** Given exercise **
Extract all lines containing "image".

** Dataset rows **
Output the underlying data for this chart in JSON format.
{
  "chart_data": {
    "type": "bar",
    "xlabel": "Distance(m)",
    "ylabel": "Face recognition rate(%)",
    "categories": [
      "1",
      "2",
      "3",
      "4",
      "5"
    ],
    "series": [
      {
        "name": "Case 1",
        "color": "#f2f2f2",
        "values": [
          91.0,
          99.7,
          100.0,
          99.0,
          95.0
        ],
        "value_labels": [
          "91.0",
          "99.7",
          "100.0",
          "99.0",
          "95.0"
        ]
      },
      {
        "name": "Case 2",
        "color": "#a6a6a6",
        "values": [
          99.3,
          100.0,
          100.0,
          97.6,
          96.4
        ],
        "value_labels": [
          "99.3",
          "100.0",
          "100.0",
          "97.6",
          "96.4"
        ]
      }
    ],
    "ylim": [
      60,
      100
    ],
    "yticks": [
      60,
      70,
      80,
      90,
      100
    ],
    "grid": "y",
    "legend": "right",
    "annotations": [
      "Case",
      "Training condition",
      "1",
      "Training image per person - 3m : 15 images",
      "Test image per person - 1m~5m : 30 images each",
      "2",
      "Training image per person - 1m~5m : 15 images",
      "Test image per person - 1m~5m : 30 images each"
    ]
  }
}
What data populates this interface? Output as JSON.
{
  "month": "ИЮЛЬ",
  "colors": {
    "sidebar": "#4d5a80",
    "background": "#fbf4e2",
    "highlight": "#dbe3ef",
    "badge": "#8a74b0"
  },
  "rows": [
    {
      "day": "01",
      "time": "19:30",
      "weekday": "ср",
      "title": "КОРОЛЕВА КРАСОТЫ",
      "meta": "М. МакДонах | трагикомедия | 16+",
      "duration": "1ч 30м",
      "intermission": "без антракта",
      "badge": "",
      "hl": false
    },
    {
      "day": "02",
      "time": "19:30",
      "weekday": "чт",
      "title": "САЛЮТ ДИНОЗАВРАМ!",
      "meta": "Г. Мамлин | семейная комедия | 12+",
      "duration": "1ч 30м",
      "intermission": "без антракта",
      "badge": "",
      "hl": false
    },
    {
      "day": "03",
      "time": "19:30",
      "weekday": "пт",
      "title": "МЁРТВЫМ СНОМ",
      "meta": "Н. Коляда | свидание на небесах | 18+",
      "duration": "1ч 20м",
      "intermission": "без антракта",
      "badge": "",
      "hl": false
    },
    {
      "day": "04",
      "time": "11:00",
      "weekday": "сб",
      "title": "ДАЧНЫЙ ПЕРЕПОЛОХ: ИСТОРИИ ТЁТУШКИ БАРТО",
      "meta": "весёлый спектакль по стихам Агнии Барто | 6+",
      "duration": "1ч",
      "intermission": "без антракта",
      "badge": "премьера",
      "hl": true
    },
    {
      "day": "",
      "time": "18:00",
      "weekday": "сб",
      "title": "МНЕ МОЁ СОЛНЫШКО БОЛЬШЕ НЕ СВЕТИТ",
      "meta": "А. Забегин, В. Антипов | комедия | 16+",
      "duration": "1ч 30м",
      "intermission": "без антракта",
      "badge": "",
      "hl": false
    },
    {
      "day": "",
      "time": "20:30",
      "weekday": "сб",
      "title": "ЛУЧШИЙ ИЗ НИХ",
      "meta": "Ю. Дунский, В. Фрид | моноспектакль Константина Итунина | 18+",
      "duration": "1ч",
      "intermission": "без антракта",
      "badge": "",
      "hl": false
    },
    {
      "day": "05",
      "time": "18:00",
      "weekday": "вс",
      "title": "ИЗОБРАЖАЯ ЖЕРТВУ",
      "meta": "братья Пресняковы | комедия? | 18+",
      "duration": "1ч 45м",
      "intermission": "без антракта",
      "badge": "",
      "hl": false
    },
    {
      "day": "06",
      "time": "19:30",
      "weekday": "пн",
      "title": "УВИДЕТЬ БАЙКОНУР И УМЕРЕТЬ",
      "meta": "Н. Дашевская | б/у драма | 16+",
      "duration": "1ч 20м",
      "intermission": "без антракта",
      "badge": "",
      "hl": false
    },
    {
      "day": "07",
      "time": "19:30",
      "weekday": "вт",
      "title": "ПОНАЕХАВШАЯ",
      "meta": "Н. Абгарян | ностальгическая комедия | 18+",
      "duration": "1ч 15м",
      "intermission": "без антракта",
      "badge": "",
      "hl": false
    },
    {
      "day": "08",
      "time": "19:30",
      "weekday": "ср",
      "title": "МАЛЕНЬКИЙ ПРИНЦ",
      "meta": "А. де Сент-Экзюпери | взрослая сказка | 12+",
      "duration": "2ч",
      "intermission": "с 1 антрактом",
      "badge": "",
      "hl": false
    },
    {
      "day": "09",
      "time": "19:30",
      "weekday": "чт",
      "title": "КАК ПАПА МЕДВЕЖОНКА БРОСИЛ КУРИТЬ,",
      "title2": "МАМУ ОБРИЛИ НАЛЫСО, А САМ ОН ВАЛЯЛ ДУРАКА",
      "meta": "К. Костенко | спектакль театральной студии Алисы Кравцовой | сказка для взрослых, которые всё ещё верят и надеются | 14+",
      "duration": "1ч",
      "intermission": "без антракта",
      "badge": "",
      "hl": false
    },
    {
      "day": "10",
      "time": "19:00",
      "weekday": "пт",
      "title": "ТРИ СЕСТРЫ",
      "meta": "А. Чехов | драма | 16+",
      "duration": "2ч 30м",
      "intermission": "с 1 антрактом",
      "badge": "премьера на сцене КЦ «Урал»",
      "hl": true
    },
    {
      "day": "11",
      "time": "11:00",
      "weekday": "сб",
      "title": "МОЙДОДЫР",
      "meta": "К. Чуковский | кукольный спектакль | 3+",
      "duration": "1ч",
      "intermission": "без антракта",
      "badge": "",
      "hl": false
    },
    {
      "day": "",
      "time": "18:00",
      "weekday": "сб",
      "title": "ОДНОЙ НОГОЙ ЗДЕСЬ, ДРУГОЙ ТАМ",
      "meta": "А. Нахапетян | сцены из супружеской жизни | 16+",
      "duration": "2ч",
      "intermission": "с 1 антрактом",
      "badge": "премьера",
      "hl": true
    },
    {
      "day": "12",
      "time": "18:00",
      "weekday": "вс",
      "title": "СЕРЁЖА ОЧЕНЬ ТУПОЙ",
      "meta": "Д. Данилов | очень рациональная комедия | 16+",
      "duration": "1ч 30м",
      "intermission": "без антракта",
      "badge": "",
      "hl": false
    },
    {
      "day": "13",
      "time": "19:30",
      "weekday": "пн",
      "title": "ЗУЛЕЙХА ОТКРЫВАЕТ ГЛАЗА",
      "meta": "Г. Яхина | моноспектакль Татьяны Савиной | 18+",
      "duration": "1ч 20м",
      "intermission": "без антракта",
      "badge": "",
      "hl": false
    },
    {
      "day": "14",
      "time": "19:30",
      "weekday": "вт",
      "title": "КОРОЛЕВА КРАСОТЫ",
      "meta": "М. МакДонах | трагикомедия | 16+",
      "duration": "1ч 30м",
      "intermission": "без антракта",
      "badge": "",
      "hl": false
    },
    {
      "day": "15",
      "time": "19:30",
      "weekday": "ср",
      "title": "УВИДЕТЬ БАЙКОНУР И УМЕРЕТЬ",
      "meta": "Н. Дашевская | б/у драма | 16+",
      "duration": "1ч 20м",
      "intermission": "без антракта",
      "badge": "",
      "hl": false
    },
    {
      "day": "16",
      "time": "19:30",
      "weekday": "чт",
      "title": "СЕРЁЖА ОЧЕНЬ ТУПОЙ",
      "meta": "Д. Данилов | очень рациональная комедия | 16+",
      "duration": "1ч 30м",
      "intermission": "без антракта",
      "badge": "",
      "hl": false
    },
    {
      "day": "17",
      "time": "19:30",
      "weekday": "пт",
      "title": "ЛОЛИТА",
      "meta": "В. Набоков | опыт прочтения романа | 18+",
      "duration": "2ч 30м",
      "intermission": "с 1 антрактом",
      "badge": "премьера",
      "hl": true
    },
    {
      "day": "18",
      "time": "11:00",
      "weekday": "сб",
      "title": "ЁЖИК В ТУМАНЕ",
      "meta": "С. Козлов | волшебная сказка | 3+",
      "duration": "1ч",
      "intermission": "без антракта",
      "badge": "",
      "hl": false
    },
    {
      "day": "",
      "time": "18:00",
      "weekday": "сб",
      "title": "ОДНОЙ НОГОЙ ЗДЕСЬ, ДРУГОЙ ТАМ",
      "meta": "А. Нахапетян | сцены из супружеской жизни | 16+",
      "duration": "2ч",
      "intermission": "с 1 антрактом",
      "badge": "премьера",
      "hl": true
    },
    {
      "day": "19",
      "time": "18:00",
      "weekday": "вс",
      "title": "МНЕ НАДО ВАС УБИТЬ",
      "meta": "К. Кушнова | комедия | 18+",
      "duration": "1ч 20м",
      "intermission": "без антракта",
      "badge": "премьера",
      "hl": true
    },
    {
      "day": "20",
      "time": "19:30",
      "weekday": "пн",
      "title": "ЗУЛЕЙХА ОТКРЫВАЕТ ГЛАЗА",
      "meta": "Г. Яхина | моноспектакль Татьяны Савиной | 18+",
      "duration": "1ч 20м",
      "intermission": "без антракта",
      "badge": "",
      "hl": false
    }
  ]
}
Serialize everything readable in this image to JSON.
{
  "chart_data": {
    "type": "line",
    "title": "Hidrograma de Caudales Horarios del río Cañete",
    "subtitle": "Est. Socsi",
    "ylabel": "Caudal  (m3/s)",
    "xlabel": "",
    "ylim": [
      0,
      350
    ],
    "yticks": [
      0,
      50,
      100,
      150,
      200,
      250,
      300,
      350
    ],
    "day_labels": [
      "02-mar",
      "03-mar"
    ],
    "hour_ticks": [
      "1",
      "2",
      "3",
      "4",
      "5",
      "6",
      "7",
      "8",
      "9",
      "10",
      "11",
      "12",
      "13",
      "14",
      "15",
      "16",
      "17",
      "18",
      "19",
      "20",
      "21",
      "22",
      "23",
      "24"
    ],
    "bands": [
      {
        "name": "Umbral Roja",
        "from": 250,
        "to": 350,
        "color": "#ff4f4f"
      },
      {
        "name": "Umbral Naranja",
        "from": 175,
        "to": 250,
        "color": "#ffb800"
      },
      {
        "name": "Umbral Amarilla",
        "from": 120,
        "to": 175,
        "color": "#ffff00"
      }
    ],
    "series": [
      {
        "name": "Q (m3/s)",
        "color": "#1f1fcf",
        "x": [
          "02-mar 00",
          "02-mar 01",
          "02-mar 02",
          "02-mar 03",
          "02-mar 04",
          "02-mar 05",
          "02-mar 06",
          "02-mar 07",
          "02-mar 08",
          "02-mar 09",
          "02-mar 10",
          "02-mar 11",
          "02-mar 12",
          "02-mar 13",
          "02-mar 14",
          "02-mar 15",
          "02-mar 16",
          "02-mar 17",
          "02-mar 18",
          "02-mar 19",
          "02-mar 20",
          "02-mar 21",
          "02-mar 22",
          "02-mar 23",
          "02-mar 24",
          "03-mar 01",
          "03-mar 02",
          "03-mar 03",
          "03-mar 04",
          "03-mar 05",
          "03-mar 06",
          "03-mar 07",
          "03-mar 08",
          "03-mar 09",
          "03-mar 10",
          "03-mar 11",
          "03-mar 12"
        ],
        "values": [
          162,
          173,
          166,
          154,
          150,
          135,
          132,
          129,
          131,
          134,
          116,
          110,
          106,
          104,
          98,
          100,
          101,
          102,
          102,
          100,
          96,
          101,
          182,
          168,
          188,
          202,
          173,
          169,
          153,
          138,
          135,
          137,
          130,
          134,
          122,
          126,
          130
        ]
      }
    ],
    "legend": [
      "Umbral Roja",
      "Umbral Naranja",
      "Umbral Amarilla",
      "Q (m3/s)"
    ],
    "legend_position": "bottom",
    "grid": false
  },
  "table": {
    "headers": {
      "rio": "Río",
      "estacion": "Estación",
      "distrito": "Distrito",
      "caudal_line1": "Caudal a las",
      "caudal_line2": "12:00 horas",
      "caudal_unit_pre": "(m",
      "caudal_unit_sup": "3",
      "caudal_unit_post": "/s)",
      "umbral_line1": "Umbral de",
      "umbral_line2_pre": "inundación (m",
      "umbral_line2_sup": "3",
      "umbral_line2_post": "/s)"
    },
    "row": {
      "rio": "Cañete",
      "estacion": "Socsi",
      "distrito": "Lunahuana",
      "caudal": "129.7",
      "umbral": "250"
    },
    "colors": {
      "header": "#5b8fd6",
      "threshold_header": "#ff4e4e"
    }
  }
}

** Task output **
      "Training image per person - 3m : 15 images",
      "Test image per person - 1m~5m : 30 images each",
      "Training image per person - 1m~5m : 15 images",
      "Test image per person - 1m~5m : 30 images each"
Serialize everything readable in this image to JSON.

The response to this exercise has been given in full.